Copy every entry exactly.

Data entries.
================

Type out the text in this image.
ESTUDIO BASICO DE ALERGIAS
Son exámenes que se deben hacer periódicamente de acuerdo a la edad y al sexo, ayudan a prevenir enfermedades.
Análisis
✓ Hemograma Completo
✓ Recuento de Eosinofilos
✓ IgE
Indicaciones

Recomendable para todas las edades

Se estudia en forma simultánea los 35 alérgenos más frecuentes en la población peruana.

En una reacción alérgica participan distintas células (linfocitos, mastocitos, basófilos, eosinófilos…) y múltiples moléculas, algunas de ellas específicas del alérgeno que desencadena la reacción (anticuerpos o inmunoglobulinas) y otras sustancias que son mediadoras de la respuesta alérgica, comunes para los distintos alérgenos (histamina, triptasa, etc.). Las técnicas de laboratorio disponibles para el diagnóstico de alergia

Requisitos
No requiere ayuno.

================

REPLY.
Type out the text in this image.
ESTUDIO BASICO DE ALERGIAS
Son exámenes que se deben hacer periódicamente de acuerdo a la edad y al sexo, ayudan a prevenir enfermedades.
Análisis
✓ Hemograma Completo
✓ Recuento de Eosinofilos
✓ IgE
Indicaciones

Recomendable para todas las edades

Se estudia en forma simultánea los 35 alérgenos más frecuentes en la población peruana.

En una reacción alérgica participan distintas células (linfocitos, mastocitos, basófilos, eosinófilos…) y múltiples moléculas, algunas de ellas específicas del alérgeno que desencadena la reacción (anticuerpos o inmunoglobulinas) y otras sustancias que son mediadoras de la respuesta alérgica, comunes para los distintos alérgenos (histamina, triptasa, etc.). Las técnicas de laboratorio disponibles para el diagnóstico de alergia

Requisitos
No requiere ayuno.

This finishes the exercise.